[Records for the exercise]
◆ ◆ ◆ ◆ ◆ ◆ ◆

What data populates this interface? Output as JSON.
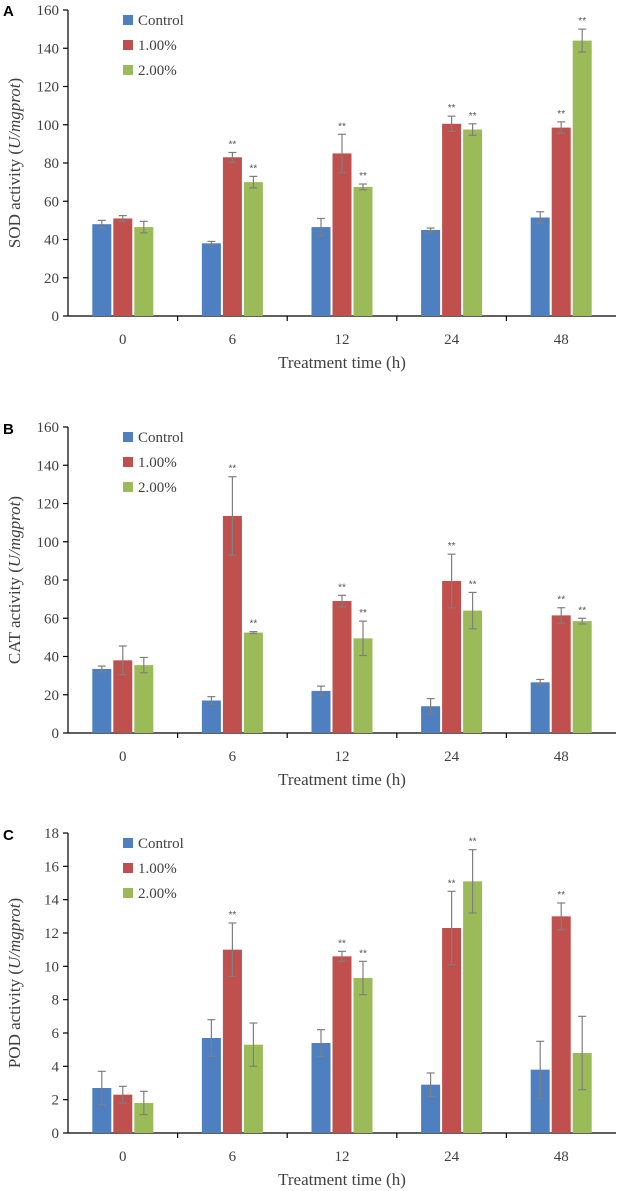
{
  "colors": {
    "Control": "#4e7fc1",
    "1.00%": "#c0504d",
    "2.00%": "#9bbb59"
  },
  "chart_data": [
    {
      "type": "bar",
      "panel_label": "A",
      "title": "",
      "xlabel": "Treatment time (h)",
      "ylabel_prefix": "SOD activity (",
      "ylabel_unit": "U/mgprot",
      "ylabel_suffix": ")",
      "ylim": [
        0,
        160
      ],
      "ytick_step": 20,
      "ytick_labels": [
        "0",
        "20",
        "40",
        "60",
        "80",
        "100",
        "120",
        "140",
        "160"
      ],
      "categories": [
        "0",
        "6",
        "12",
        "24",
        "48"
      ],
      "legend": [
        "Control",
        "1.00%",
        "2.00%"
      ],
      "series": [
        {
          "name": "Control",
          "values": [
            48,
            38,
            46.5,
            45,
            51.5
          ],
          "errors": [
            2,
            1,
            4.5,
            1,
            3
          ],
          "sig": [
            "",
            "",
            "",
            "",
            ""
          ]
        },
        {
          "name": "1.00%",
          "values": [
            51,
            83,
            85,
            100.5,
            98.5
          ],
          "errors": [
            1.5,
            2.5,
            10,
            4,
            3
          ],
          "sig": [
            "",
            "**",
            "**",
            "**",
            "**"
          ]
        },
        {
          "name": "2.00%",
          "values": [
            46.5,
            70,
            67.5,
            97.5,
            144
          ],
          "errors": [
            3,
            3,
            1.5,
            3,
            6
          ],
          "sig": [
            "",
            "**",
            "**",
            "**",
            "**"
          ]
        }
      ]
    },
    {
      "type": "bar",
      "panel_label": "B",
      "title": "",
      "xlabel": "Treatment time (h)",
      "ylabel_prefix": "CAT activity (",
      "ylabel_unit": "U/mgprot",
      "ylabel_suffix": ")",
      "ylim": [
        0,
        160
      ],
      "ytick_step": 20,
      "ytick_labels": [
        "0",
        "20",
        "40",
        "60",
        "80",
        "100",
        "120",
        "140",
        "160"
      ],
      "categories": [
        "0",
        "6",
        "12",
        "24",
        "48"
      ],
      "legend": [
        "Control",
        "1.00%",
        "2.00%"
      ],
      "series": [
        {
          "name": "Control",
          "values": [
            33.5,
            17,
            22,
            14,
            26.5
          ],
          "errors": [
            1.5,
            2,
            2.5,
            4,
            1.5
          ],
          "sig": [
            "",
            "",
            "",
            "",
            ""
          ]
        },
        {
          "name": "1.00%",
          "values": [
            38,
            113.5,
            69,
            79.5,
            61.5
          ],
          "errors": [
            7.5,
            20.5,
            3,
            14,
            4
          ],
          "sig": [
            "",
            "**",
            "**",
            "**",
            "**"
          ]
        },
        {
          "name": "2.00%",
          "values": [
            35.5,
            52.5,
            49.5,
            64,
            58.5
          ],
          "errors": [
            4,
            0.5,
            9,
            9.5,
            1.5
          ],
          "sig": [
            "",
            "**",
            "**",
            "**",
            "**"
          ]
        }
      ]
    },
    {
      "type": "bar",
      "panel_label": "C",
      "title": "",
      "xlabel": "Treatment time (h)",
      "ylabel_prefix": "POD activity (",
      "ylabel_unit": "U/mgprot",
      "ylabel_suffix": ")",
      "ylim": [
        0,
        18
      ],
      "ytick_step": 2,
      "ytick_labels": [
        "0",
        "2",
        "4",
        "6",
        "8",
        "10",
        "12",
        "14",
        "16",
        "18"
      ],
      "categories": [
        "0",
        "6",
        "12",
        "24",
        "48"
      ],
      "legend": [
        "Control",
        "1.00%",
        "2.00%"
      ],
      "series": [
        {
          "name": "Control",
          "values": [
            2.7,
            5.7,
            5.4,
            2.9,
            3.8
          ],
          "errors": [
            1.0,
            1.1,
            0.8,
            0.7,
            1.7
          ],
          "sig": [
            "",
            "",
            "",
            "",
            ""
          ]
        },
        {
          "name": "1.00%",
          "values": [
            2.3,
            11.0,
            10.6,
            12.3,
            13.0
          ],
          "errors": [
            0.5,
            1.6,
            0.3,
            2.2,
            0.8
          ],
          "sig": [
            "",
            "**",
            "**",
            "**",
            "**"
          ]
        },
        {
          "name": "2.00%",
          "values": [
            1.8,
            5.3,
            9.3,
            15.1,
            4.8
          ],
          "errors": [
            0.7,
            1.3,
            1.0,
            1.9,
            2.2
          ],
          "sig": [
            "",
            "",
            "**",
            "**",
            ""
          ]
        }
      ]
    }
  ]
}
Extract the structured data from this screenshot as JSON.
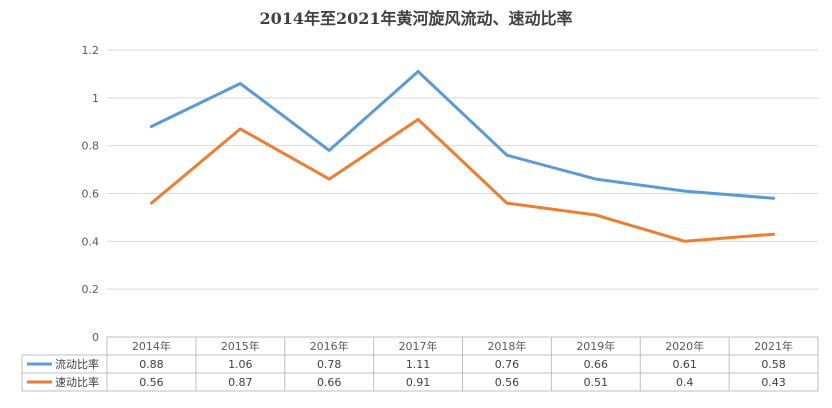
{
  "chart_data": {
    "type": "line",
    "title": "2014年至2021年黄河旋风流动、速动比率",
    "categories": [
      "2014年",
      "2015年",
      "2016年",
      "2017年",
      "2018年",
      "2019年",
      "2020年",
      "2021年"
    ],
    "series": [
      {
        "name": "流动比率",
        "values": [
          0.88,
          1.06,
          0.78,
          1.11,
          0.76,
          0.66,
          0.61,
          0.58
        ],
        "color": "#5b9bd5",
        "labels": [
          "0.88",
          "1.06",
          "0.78",
          "1.11",
          "0.76",
          "0.66",
          "0.61",
          "0.58"
        ]
      },
      {
        "name": "速动比率",
        "values": [
          0.56,
          0.87,
          0.66,
          0.91,
          0.56,
          0.51,
          0.4,
          0.43
        ],
        "color": "#ed7d31",
        "labels": [
          "0.56",
          "0.87",
          "0.66",
          "0.91",
          "0.56",
          "0.51",
          "0.4",
          "0.43"
        ]
      }
    ],
    "ylim": [
      0,
      1.2
    ],
    "yticks": [
      "0",
      "0.2",
      "0.4",
      "0.6",
      "0.8",
      "1",
      "1.2"
    ],
    "grid": true,
    "legend": "data-table"
  }
}
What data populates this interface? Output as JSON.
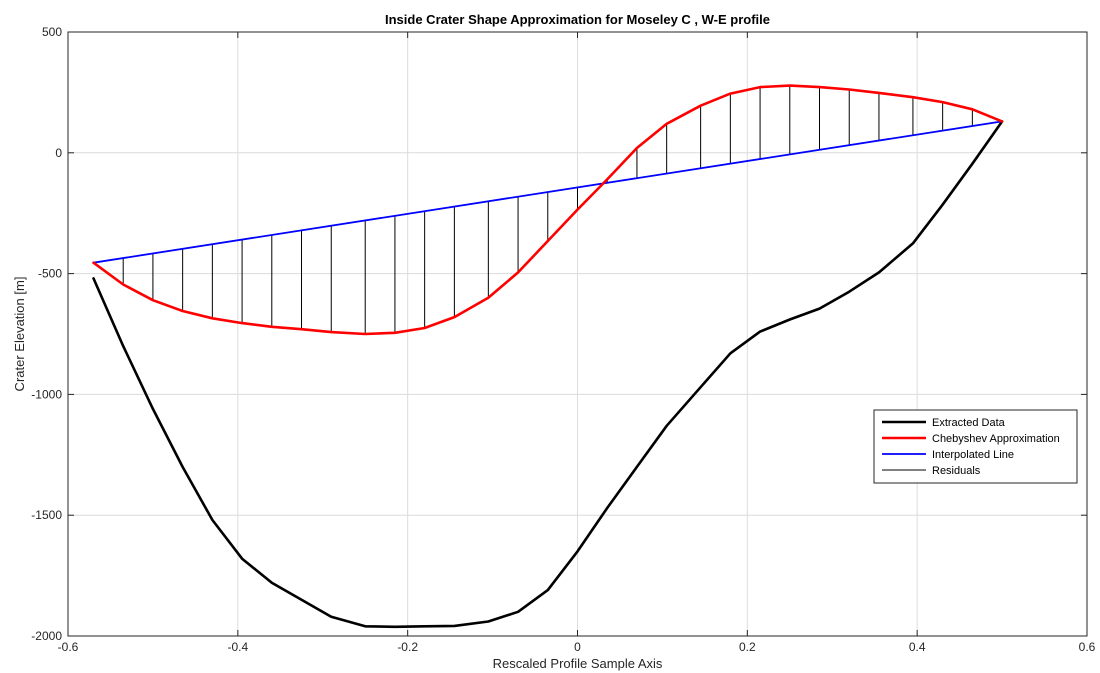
{
  "chart_data": {
    "type": "line",
    "title": "Inside Crater Shape Approximation for Moseley C , W-E profile",
    "xlabel": "Rescaled Profile Sample Axis",
    "ylabel": "Crater Elevation [m]",
    "xlim": [
      -0.6,
      0.6
    ],
    "ylim": [
      -2000,
      500
    ],
    "xticks": [
      -0.6,
      -0.4,
      -0.2,
      0,
      0.2,
      0.4,
      0.6
    ],
    "xtick_labels": [
      "-0.6",
      "-0.4",
      "-0.2",
      "0",
      "0.2",
      "0.4",
      "0.6"
    ],
    "yticks": [
      -2000,
      -1500,
      -1000,
      -500,
      0,
      500
    ],
    "ytick_labels": [
      "-2000",
      "-1500",
      "-1000",
      "-500",
      "0",
      "500"
    ],
    "grid": true,
    "legend_position": "lower-right",
    "series": [
      {
        "name": "Extracted Data",
        "color": "#000000",
        "x": [
          -0.57,
          -0.535,
          -0.5,
          -0.465,
          -0.43,
          -0.395,
          -0.36,
          -0.325,
          -0.29,
          -0.25,
          -0.215,
          -0.18,
          -0.145,
          -0.105,
          -0.07,
          -0.035,
          0.0,
          0.035,
          0.07,
          0.105,
          0.145,
          0.18,
          0.215,
          0.25,
          0.285,
          0.32,
          0.355,
          0.395,
          0.43,
          0.465,
          0.5
        ],
        "y": [
          -520,
          -800,
          -1060,
          -1300,
          -1520,
          -1680,
          -1780,
          -1850,
          -1920,
          -1960,
          -1962,
          -1960,
          -1958,
          -1940,
          -1900,
          -1810,
          -1650,
          -1470,
          -1300,
          -1130,
          -970,
          -830,
          -740,
          -690,
          -645,
          -575,
          -495,
          -375,
          -215,
          -45,
          130
        ]
      },
      {
        "name": "Chebyshev Approximation",
        "color": "#ff0000",
        "x": [
          -0.57,
          -0.535,
          -0.5,
          -0.465,
          -0.43,
          -0.395,
          -0.36,
          -0.325,
          -0.29,
          -0.25,
          -0.215,
          -0.18,
          -0.145,
          -0.105,
          -0.07,
          -0.035,
          0.0,
          0.035,
          0.07,
          0.105,
          0.145,
          0.18,
          0.215,
          0.25,
          0.285,
          0.32,
          0.355,
          0.395,
          0.43,
          0.465,
          0.5
        ],
        "y": [
          -455,
          -545,
          -610,
          -655,
          -685,
          -705,
          -720,
          -730,
          -742,
          -750,
          -745,
          -725,
          -680,
          -600,
          -495,
          -365,
          -235,
          -110,
          20,
          120,
          195,
          245,
          272,
          278,
          272,
          262,
          248,
          230,
          210,
          180,
          130
        ]
      },
      {
        "name": "Interpolated Line",
        "color": "#0000ff",
        "x": [
          -0.57,
          0.5
        ],
        "y": [
          -455,
          130
        ]
      },
      {
        "name": "Residuals",
        "color": "#000000",
        "style": "vertical segments between interpolated line and Chebyshev approximation"
      }
    ]
  }
}
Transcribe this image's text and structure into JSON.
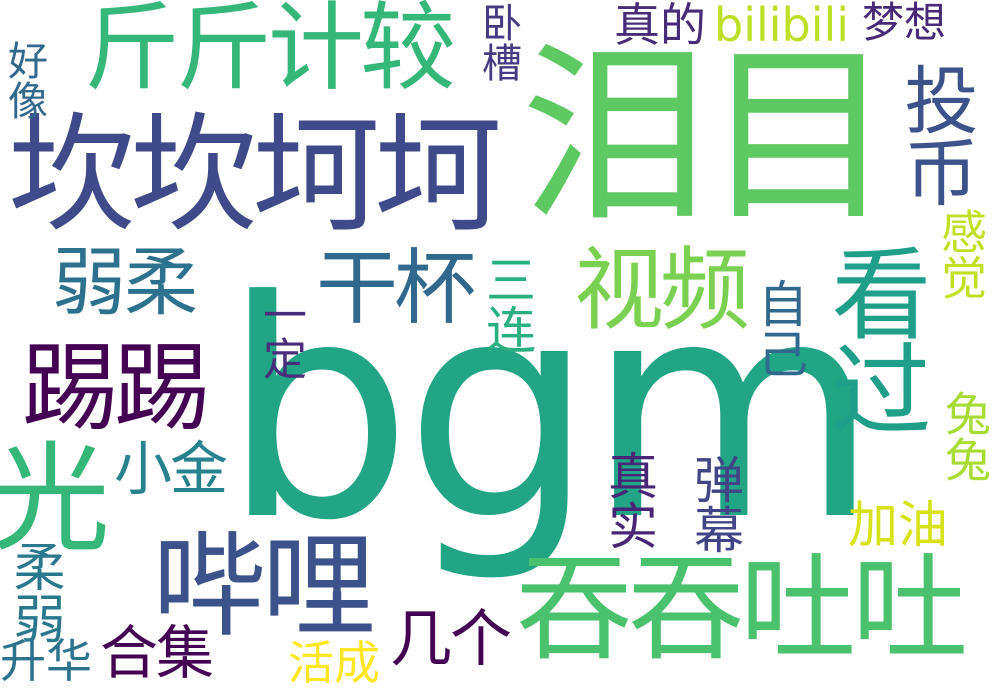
{
  "words": {
    "bgm": {
      "text": "bgm",
      "color": "#21a585"
    },
    "leimu": {
      "text": "泪目",
      "color": "#5ec962"
    },
    "kankan": {
      "text": "坎坎坷坷",
      "color": "#3e4a89"
    },
    "jinjin": {
      "text": "斤斤计较",
      "color": "#35b779"
    },
    "tuntun": {
      "text": "吞吞吐吐",
      "color": "#4ac16d"
    },
    "bili": {
      "text": "哔哩",
      "color": "#3b528b"
    },
    "tita": {
      "text": "踢踢",
      "color": "#440154"
    },
    "kanguo": {
      "text": "看过",
      "color": "#1f9e89"
    },
    "shipin": {
      "text": "视频",
      "color": "#7ad151"
    },
    "toubi": {
      "text": "投币",
      "color": "#3b528b"
    },
    "ganbei": {
      "text": "干杯",
      "color": "#31688e"
    },
    "ruorou": {
      "text": "弱柔",
      "color": "#2c728e"
    },
    "guang": {
      "text": "光",
      "color": "#35b779"
    },
    "roruo": {
      "text": "柔弱",
      "color": "#2a788e"
    },
    "xiaojin": {
      "text": "小金",
      "color": "#26828e"
    },
    "sanlian": {
      "text": "三连",
      "color": "#2ab07f"
    },
    "yiding": {
      "text": "一定",
      "color": "#472d7b"
    },
    "ziji": {
      "text": "自己",
      "color": "#31688e"
    },
    "jiayou": {
      "text": "加油",
      "color": "#d8e219"
    },
    "danmu": {
      "text": "弹幕",
      "color": "#414487"
    },
    "zhenshi": {
      "text": "真实",
      "color": "#482576"
    },
    "jige": {
      "text": "几个",
      "color": "#440154"
    },
    "heji": {
      "text": "合集",
      "color": "#440154"
    },
    "shenghua": {
      "text": "升华",
      "color": "#2c728e"
    },
    "huocheng": {
      "text": "活成",
      "color": "#fde725"
    },
    "haoxiang": {
      "text": "好像",
      "color": "#31688e"
    },
    "wocao": {
      "text": "卧槽",
      "color": "#443a83"
    },
    "zhende": {
      "text": "真的",
      "color": "#472c7a"
    },
    "bilibili": {
      "text": "bilibili",
      "color": "#bddf26"
    },
    "mengxiang": {
      "text": "梦想",
      "color": "#482878"
    },
    "ganjue": {
      "text": "感觉",
      "color": "#c2df23"
    },
    "tutu": {
      "text": "兔兔",
      "color": "#a8db34"
    }
  }
}
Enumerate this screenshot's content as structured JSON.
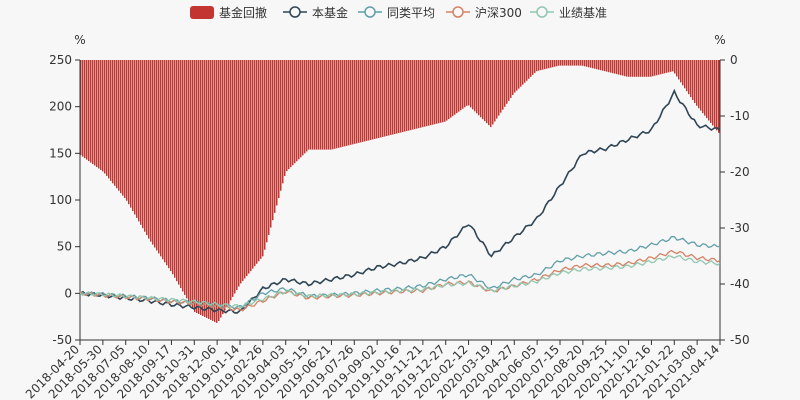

◆ ◆ ◆ ◆ ◆ ◆ ◆

[Work to complete] Copy all lines from the listing that contain "this".

[Written solution]
What data populates this interface? Output as JSON.
Extract the structured data from this screenshot as JSON.
What data populates this interface? Output as JSON.
Transcribe this image's text and structure into JSON.
Enumerate this screenshot's content as structured JSON.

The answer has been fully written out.